Counsel for the accused finally complain that the court did not give his requested instruction that the jury should scrutinize with greater care the testimony of witnesses engaged in hunting up evidence than the testimony of the other witnesses. The witnesses to whom this instruction was intended to apply are the countv *243attorney, the sheriff and the deputy sheriff of Cass county. In Preuit v. People, 5 Neb. 377, the rule was announced that “where informers, detectives, or other persons employed to hunt up testimony against the accused are called to testify against him, he is entitled to an instruction to the jury that in weighing their testimony greater care should be exercised than in the case of witnesses who are wholly disinterested.” This decision was followed in Heldt v. State, 20 Neb. 492, and in Sandage v. State, 61 Neb. 240. This is an exception to the general rule that the credibility of witnesses is solely for the jury to determine, and that the court should not attempt to influence the jury by discrediting the testimony of any witness, and does not find universal support in the decisions of other courts, nor in the books written upon this subject. Rapalje, Law of Witnesses, sec. 189; Underhill, Criminal Evidence (2d ed.) sec. 280a, and authorities there cited. The county attorney, the sheriff and the deputy sheriff are not spies, informers or detectives dependent upon a conviction for a pecuniary reward, and in the circumstances of this case we shall not extend the rule to include them within its ban.

## MATERIAL SHOWN
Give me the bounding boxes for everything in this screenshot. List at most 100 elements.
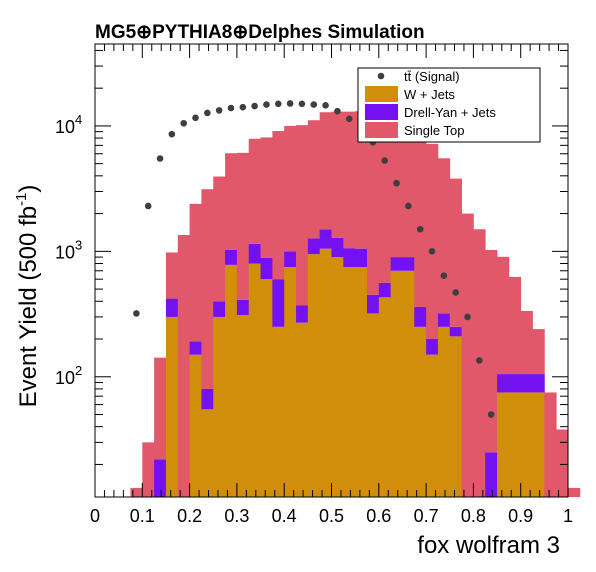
x-tick-label-10: 1 bbox=[563, 506, 573, 526]
bar-1-bin-10 bbox=[248, 243, 261, 264]
y-tick-label-0: 102 bbox=[55, 363, 82, 388]
bar-2-bin-34 bbox=[532, 329, 545, 375]
y-axis-label: Event Yield (500 fb-1) bbox=[13, 185, 42, 408]
signal-point-4 bbox=[180, 119, 187, 127]
bar-0-bin-3 bbox=[165, 316, 179, 497]
signal-point-10 bbox=[251, 102, 258, 110]
bar-2-bin-26 bbox=[437, 158, 451, 314]
bar-0-bin-6 bbox=[201, 409, 214, 497]
signal-point-24 bbox=[416, 225, 424, 233]
bar-1-bin-17 bbox=[331, 237, 344, 258]
bar-0-bin-26 bbox=[437, 326, 451, 497]
bar-0-bin-15 bbox=[307, 254, 321, 497]
bar-0-bin-20 bbox=[366, 313, 380, 497]
signal-point-11 bbox=[263, 101, 270, 108]
signal-point-2 bbox=[156, 155, 164, 162]
legend-label-1: W + Jets bbox=[404, 87, 455, 102]
bar-1-bin-16 bbox=[319, 229, 332, 249]
bar-2-bin-5 bbox=[189, 203, 202, 342]
bar-2-bin-12 bbox=[272, 131, 285, 280]
bar-0-bin-11 bbox=[260, 279, 273, 497]
bar-1-bin-32 bbox=[508, 374, 522, 393]
x-tick-label-8: 0.8 bbox=[461, 506, 486, 526]
signal-point-28 bbox=[464, 313, 471, 321]
x-tick-label-2: 0.2 bbox=[177, 506, 202, 526]
signal-point-17 bbox=[334, 107, 341, 115]
bar-0-bin-17 bbox=[331, 257, 344, 497]
bar-2-bin-36 bbox=[556, 429, 569, 497]
y-tick-label-1: 103 bbox=[55, 237, 82, 262]
signal-point-7 bbox=[215, 107, 223, 114]
bar-2-bin-13 bbox=[284, 125, 297, 252]
bar-1-bin-21 bbox=[378, 282, 392, 298]
x-tick-label-7: 0.7 bbox=[414, 506, 439, 526]
x-tick-label-9: 0.9 bbox=[508, 506, 533, 526]
bar-2-bin-18 bbox=[343, 111, 356, 249]
bar-0-bin-21 bbox=[378, 297, 392, 497]
y-tick-label-base-2: 10 bbox=[55, 117, 75, 137]
bar-2-bin-6 bbox=[201, 189, 214, 389]
bar-0-bin-10 bbox=[248, 263, 261, 497]
bar-2-bin-37 bbox=[568, 487, 581, 497]
bar-1-bin-18 bbox=[343, 248, 356, 268]
bar-1-bin-14 bbox=[296, 305, 309, 323]
bar-0-bin-7 bbox=[213, 316, 226, 497]
signal-markers bbox=[133, 100, 495, 418]
signal-point-13 bbox=[286, 100, 294, 107]
bar-1-bin-34 bbox=[532, 374, 545, 393]
bar-2-bin-10 bbox=[248, 138, 261, 244]
bar-2-bin-35 bbox=[544, 392, 557, 497]
bar-1-bin-19 bbox=[355, 248, 368, 268]
y-axis-label-close: ) bbox=[15, 185, 42, 193]
signal-point-25 bbox=[428, 248, 436, 255]
y-tick-label-base-1: 10 bbox=[55, 242, 75, 262]
x-axis-ticks: 0 0.1 0.2 0.3 0.4 0.5 0.6 0.7 0.8 0.9 1 bbox=[90, 44, 573, 526]
bar-2-bin-33 bbox=[520, 310, 533, 375]
bar-2-bin-21 bbox=[378, 111, 392, 283]
signal-point-3 bbox=[168, 130, 176, 138]
bar-1-bin-11 bbox=[260, 257, 273, 280]
bar-0-bin-16 bbox=[319, 248, 332, 497]
bar-2-bin-9 bbox=[236, 152, 250, 300]
x-tick-label-4: 0.4 bbox=[272, 506, 297, 526]
bar-1-bin-33 bbox=[520, 374, 533, 393]
bar-2-bin-32 bbox=[508, 276, 522, 375]
bar-0-bin-27 bbox=[449, 336, 462, 497]
signal-point-16 bbox=[322, 102, 329, 109]
legend: tt̄ (Signal) W + Jets Drell-Yan + Jets Sing… bbox=[357, 67, 541, 143]
bar-2-bin-30 bbox=[485, 250, 498, 453]
bar-2-bin-31 bbox=[497, 256, 510, 375]
signal-point-5 bbox=[192, 114, 199, 122]
bar-1-bin-20 bbox=[366, 294, 380, 314]
bar-2-bin-28 bbox=[461, 213, 474, 497]
bar-1-bin-9 bbox=[236, 299, 250, 316]
signal-point-0 bbox=[133, 310, 140, 317]
bar-0-bin-18 bbox=[343, 267, 356, 497]
bar-2-bin-19 bbox=[355, 111, 368, 249]
bar-1-bin-26 bbox=[437, 313, 451, 327]
bar-0-bin-12 bbox=[272, 326, 285, 497]
bar-0-bin-25 bbox=[426, 354, 439, 497]
legend-label-3: Single Top bbox=[404, 123, 464, 138]
stacked-bars bbox=[130, 111, 581, 497]
x-axis-label: fox wolfram 3 bbox=[417, 532, 560, 559]
signal-point-1 bbox=[144, 202, 152, 210]
bar-0-bin-34 bbox=[532, 392, 545, 497]
bar-1-bin-13 bbox=[284, 251, 297, 268]
y-tick-label-exp-0: 2 bbox=[75, 363, 82, 378]
legend-swatch-1 bbox=[365, 86, 398, 102]
bar-0-bin-23 bbox=[402, 270, 415, 497]
legend-marker-0 bbox=[377, 72, 385, 80]
bar-2-bin-14 bbox=[296, 125, 309, 306]
signal-point-6 bbox=[204, 109, 211, 117]
bar-0-bin-5 bbox=[189, 354, 202, 497]
signal-point-22 bbox=[393, 179, 400, 187]
bar-2-bin-11 bbox=[260, 137, 273, 258]
bar-1-bin-25 bbox=[426, 339, 439, 355]
bar-1-bin-27 bbox=[449, 326, 462, 337]
signal-point-12 bbox=[274, 100, 282, 108]
bar-0-bin-22 bbox=[390, 270, 403, 497]
signal-point-26 bbox=[440, 272, 448, 279]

## GIVEN EXERCISE
According to the court opinion excerpt, in which case was the rule on cautioning the jury about witnesses employed to hunt up testimony first announced? The records are material separate from the court opinion excerpt.

## THE RESULT
Preuit v. People, 5 Neb. 377.